=== 本文抜粋 ===

「日本の企業社会と労働文化への提言」 日本で就業したインド人エンジニア達は何を見たか アンケート➂

2022年04月25日

小林クリシュナピライ憲枝

小林クリシュナピライ憲枝(こばやし・くりしゅなぴらい・のりえ):
長岡技術科学大学 IITM-NUT
オフィス コーディネーター

<略歴>

明治大学文学部卒。日本では特許・法律事務所等に勤務した。英国に1年間留学、British Studiesと日本語教育を学ぶ。結婚を機にシンガポールを経てインドに在住。現在はインド工科大学マドラス校(以下IITマドラス校)の職員住宅に居住している。長岡技術科学大学のインド連携コーディネーターを務めるとともに、IITマドラス校の日本語教育に携わる。

参考:「日本語しか通用しない壁」日本で就業したインド人エンジニア達は何を見たか アンケート➁

世界のIT業界を牽引するインドの若きエンジニアたち。日本語学習経験や、日本での留学経験、インターンシップ経験を経て、日本企業に就職したり、母国に戻って日印の懸け橋として働いたりしているインド人エンジニア達に実施したアンケートの後編を紹介する。アンケート回答者は12人で、インドトップのインド工科大学(IIT)卒を中心とし、全員工学系。

=== 依頼 ===
上の本文抜粋によると、アンケートの回答者は何人で、全員どの分野の出身ですか。

=== 抜粋エントリ ===
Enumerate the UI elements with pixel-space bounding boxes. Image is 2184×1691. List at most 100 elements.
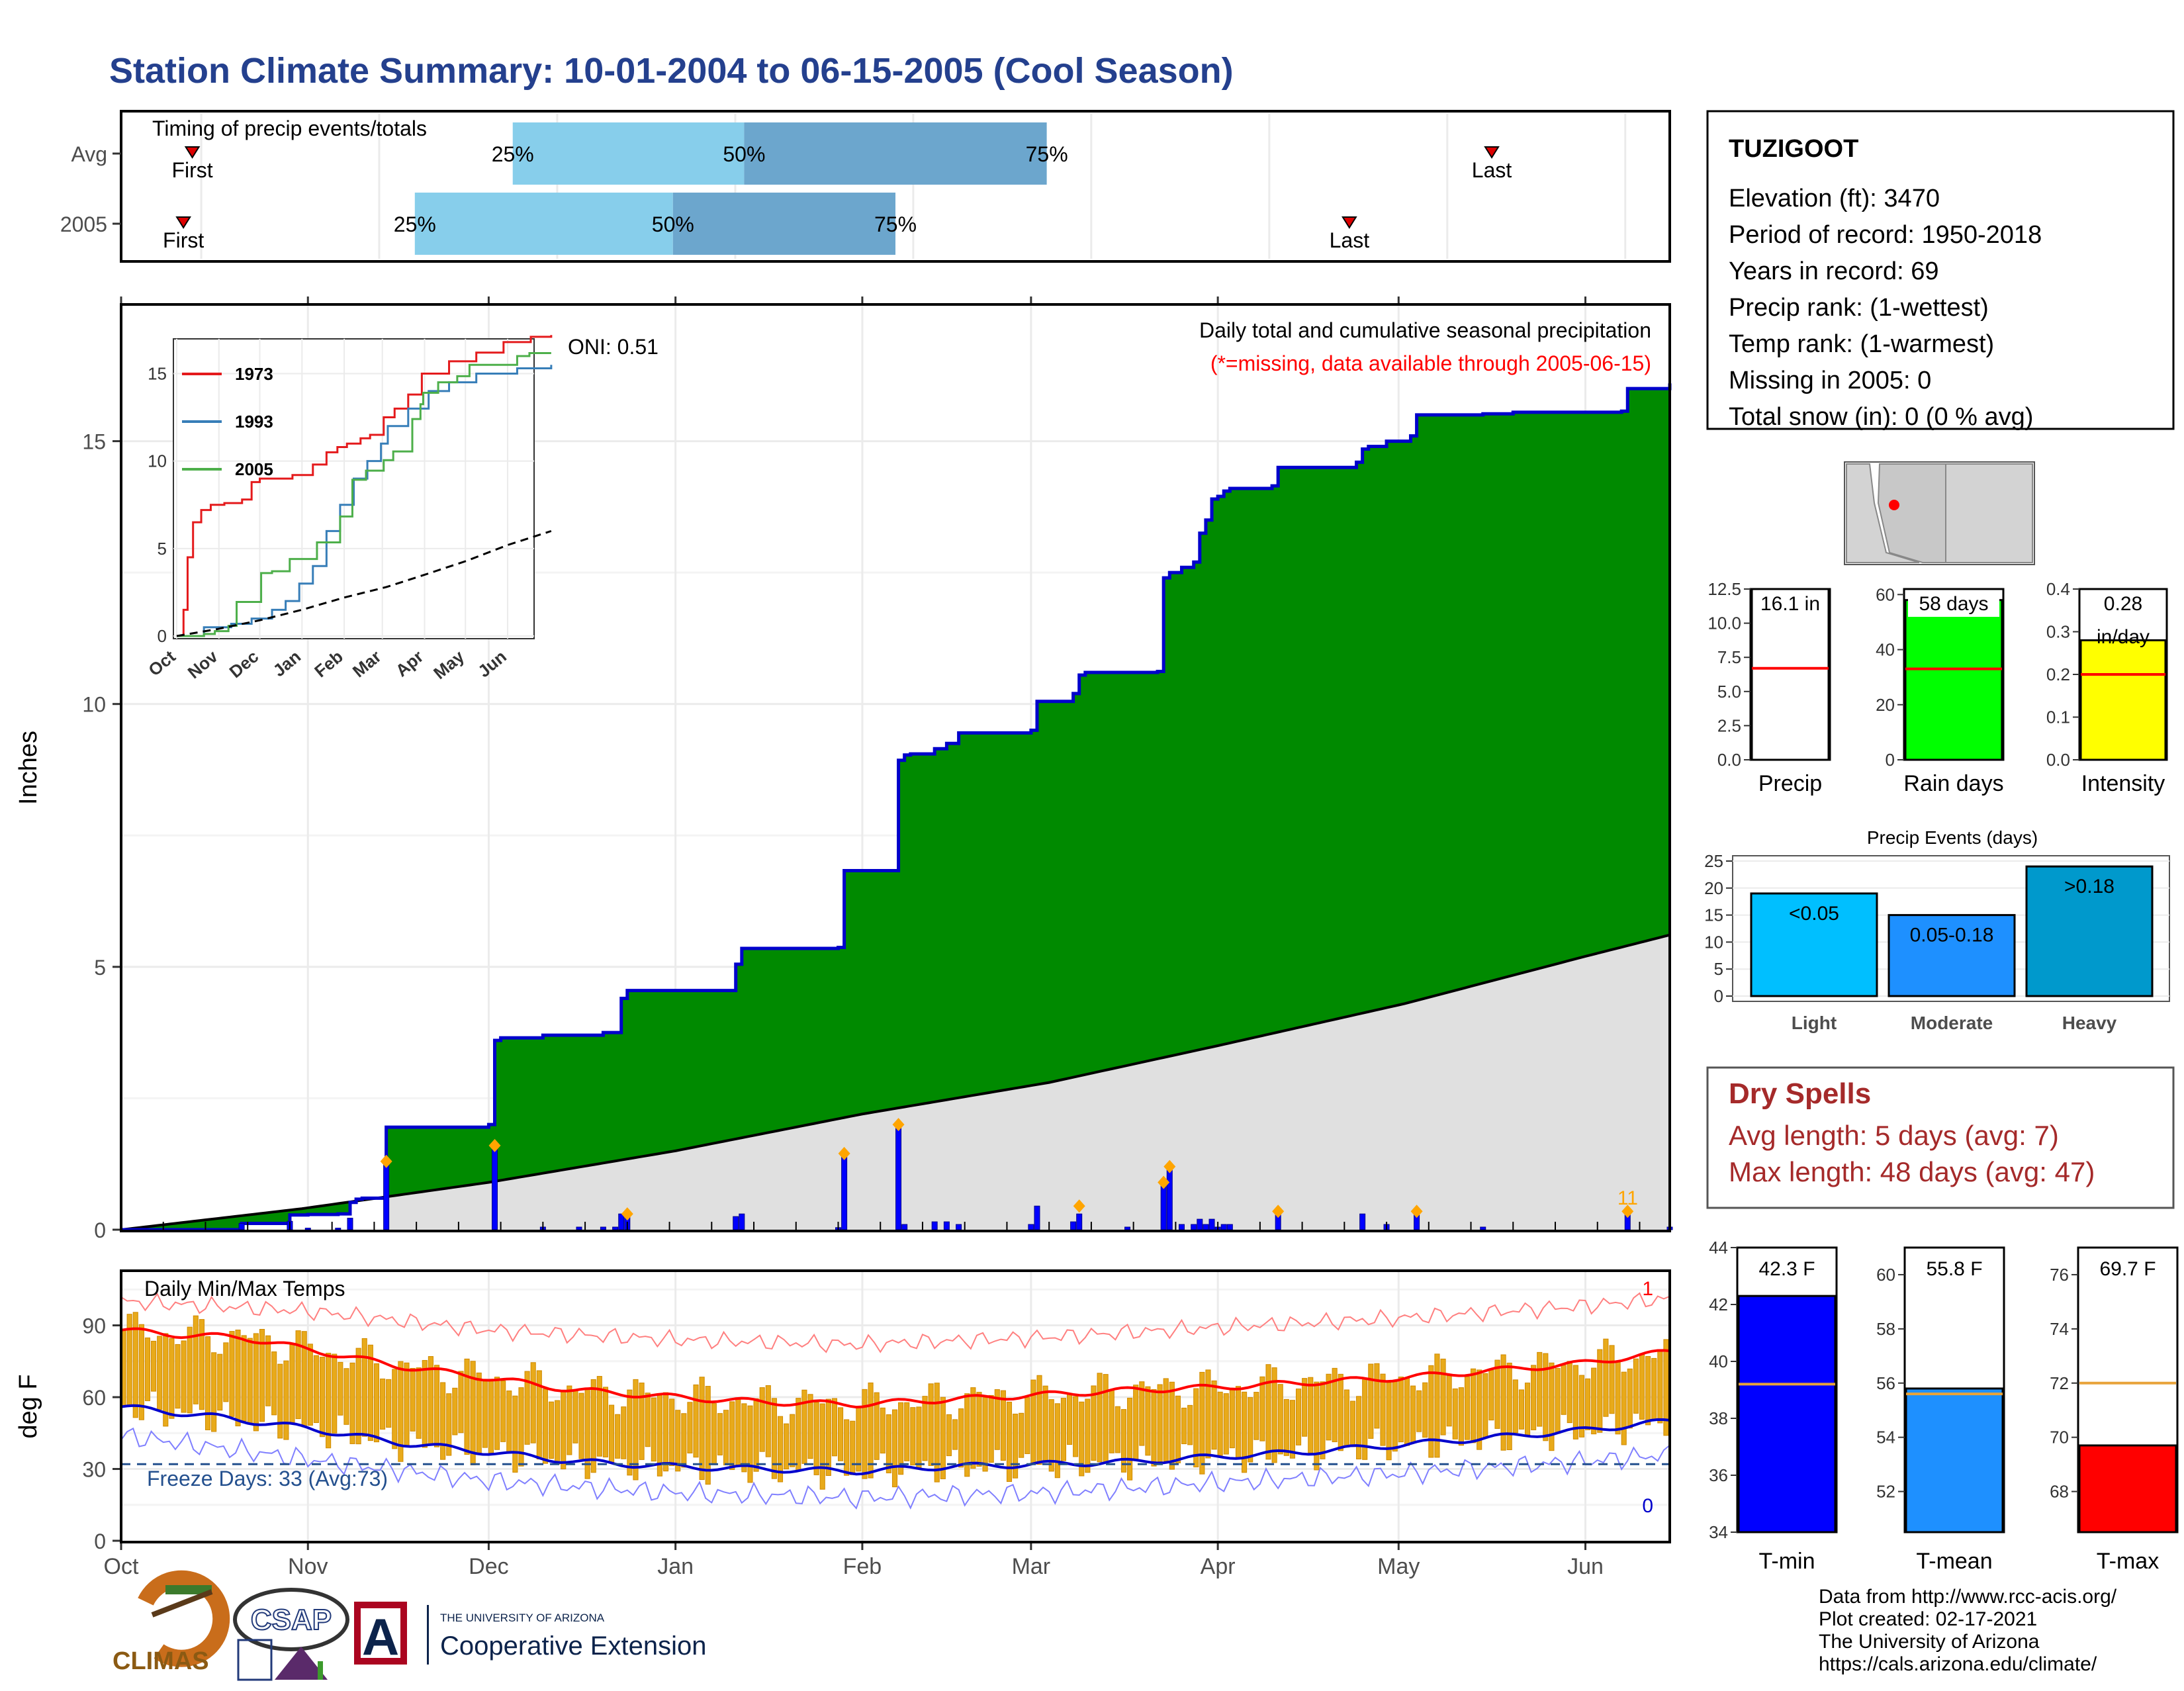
daily-temp-bar: [1320, 1381, 1326, 1459]
t-mean-y-tick-label: 58: [1876, 1319, 1895, 1339]
freeze-days-label: Freeze Days: 33 (Avg:73): [147, 1467, 388, 1490]
csap-logo-text: CSAP: [251, 1604, 332, 1636]
intensity-value-unit: in/day: [2097, 626, 2150, 648]
daily-temp-bar: [922, 1396, 928, 1461]
daily-temp-bar: [277, 1363, 283, 1439]
daily-temp-bar: [494, 1377, 500, 1450]
daily-temp-bar: [940, 1396, 946, 1479]
daily-precip-bar: [1166, 1166, 1173, 1230]
t-max-y-tick-label: 74: [2050, 1319, 2069, 1339]
temp-y-label: deg F: [15, 1374, 42, 1438]
timing-first-marker: [175, 216, 191, 229]
daily-temp-bar: [1440, 1358, 1446, 1436]
precip-total-y-tick-label: 2.5: [1717, 715, 1741, 735]
event-marker: [1621, 1205, 1634, 1218]
precip-annotation-title: Daily total and cumulative seasonal prec…: [1199, 318, 1651, 342]
daily-precip-bar: [931, 1221, 938, 1230]
daily-temp-bar: [1133, 1385, 1139, 1461]
t-mean-chart: 52 54 56 58 60 55.8 F T-mean: [1876, 1246, 2005, 1574]
daily-temp-bar: [144, 1337, 151, 1402]
month-tick-label: Mar: [1012, 1554, 1051, 1579]
daily-temp-bar: [1151, 1389, 1157, 1467]
precip-y-tick-label: 0: [94, 1218, 106, 1242]
daily-precip-bar: [1226, 1224, 1233, 1230]
daily-temp-bar: [1422, 1382, 1428, 1438]
daily-temp-bar: [283, 1360, 289, 1440]
daily-temp-bar: [1193, 1388, 1199, 1468]
daily-temp-bar: [1223, 1393, 1229, 1455]
daily-temp-bar: [1609, 1345, 1615, 1414]
daily-temp-bar: [307, 1344, 313, 1426]
precip-y-tick-label: 5: [94, 956, 106, 980]
daily-precip-bar: [901, 1224, 908, 1230]
daily-temp-bar: [1585, 1378, 1591, 1430]
daily-temp-bar: [181, 1340, 187, 1413]
dry-spells-avg: Avg length: 5 days (avg: 7): [1729, 1120, 2059, 1151]
daily-temp-bar: [199, 1319, 205, 1410]
daily-precip-bar: [1070, 1221, 1077, 1230]
daily-precip-bar: [1208, 1218, 1215, 1230]
daily-temp-bar: [807, 1394, 813, 1459]
rain-days-chart: 0 20 40 60 58 days Rain days: [1876, 584, 2005, 796]
station-info-line: Temp rank: (1-warmest): [1729, 330, 1994, 358]
daily-temp-bar: [675, 1410, 681, 1472]
daily-temp-bar: [1494, 1359, 1500, 1429]
inset-series-average: [176, 529, 552, 637]
daily-temp-bar: [825, 1398, 831, 1476]
daily-temp-bar: [1181, 1407, 1187, 1444]
early-season-fill: [121, 1127, 387, 1230]
daily-temp-bar: [1066, 1393, 1073, 1445]
month-tick-label: Apr: [1201, 1554, 1236, 1579]
daily-temp-bar: [138, 1324, 144, 1420]
event-count-label: 11: [1617, 1187, 1638, 1209]
daily-temp-bar: [609, 1404, 615, 1464]
inset-y-tick-label: 15: [148, 363, 167, 383]
inset-y-tick-label: 10: [148, 451, 167, 471]
precip-y-tick-label: 10: [82, 693, 106, 717]
daily-temp-bar: [1000, 1390, 1006, 1461]
daily-temp-bar: [1500, 1354, 1506, 1451]
temp-title: Daily Min/Max Temps: [144, 1277, 345, 1301]
daily-temp-bar: [1356, 1396, 1362, 1459]
daily-temp-bar: [343, 1368, 349, 1425]
daily-temp-bar: [398, 1361, 404, 1462]
t-mean-y-tick-label: 56: [1876, 1373, 1895, 1393]
daily-temp-bar: [910, 1407, 916, 1466]
t-max-y-tick-label: 68: [2050, 1482, 2069, 1502]
daily-temp-bar: [253, 1333, 259, 1432]
precip-total-y-tick-label: 12.5: [1707, 579, 1741, 599]
precip-events-title: Precip Events (days): [1867, 827, 2038, 848]
daily-temp-bar: [711, 1403, 717, 1465]
t-mean-y-tick-label: 52: [1876, 1482, 1895, 1502]
daily-temp-bar: [916, 1406, 922, 1468]
credit-line: Data from http://www.rcc-acis.org/: [1819, 1586, 2117, 1608]
daily-temp-bar: [1627, 1368, 1633, 1429]
events-y-tick-label: 0: [1714, 986, 1723, 1006]
t-max-category-label: T-max: [2097, 1549, 2159, 1574]
month-tick-label: Nov: [288, 1554, 328, 1579]
daily-temp-bar: [952, 1419, 958, 1450]
event-marker: [380, 1154, 392, 1168]
daily-temp-bar: [1211, 1380, 1217, 1450]
timing-p50-label: 50%: [723, 142, 765, 166]
daily-precip-bar: [383, 1161, 390, 1230]
daily-temp-bar: [1295, 1389, 1302, 1445]
daily-temp-bar: [615, 1414, 621, 1459]
record-high-line: [120, 1292, 1670, 1353]
timing-bar-25-50: [414, 193, 673, 255]
daily-precip-bar: [600, 1226, 606, 1230]
daily-temp-bar: [1416, 1390, 1422, 1432]
timing-first-label: First: [171, 158, 212, 182]
t-min-y-tick-label: 40: [1709, 1351, 1728, 1371]
daily-temp-bar: [1289, 1400, 1295, 1459]
station-name: TUZIGOOT: [1729, 135, 1858, 163]
daily-temp-bar: [1242, 1391, 1248, 1473]
daily-temp-bar: [1380, 1373, 1386, 1446]
daily-temp-bar: [349, 1362, 355, 1444]
daily-temp-bar: [1561, 1365, 1567, 1415]
daily-temp-bar: [1578, 1375, 1585, 1438]
daily-temp-bar: [338, 1361, 343, 1416]
timing-title: Timing of precip events/totals: [152, 116, 427, 140]
rain-days-y-tick-label: 20: [1876, 695, 1895, 715]
daily-temp-bar: [633, 1379, 639, 1481]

=== 回答 ===
回答者は12人で、全員が工学系です。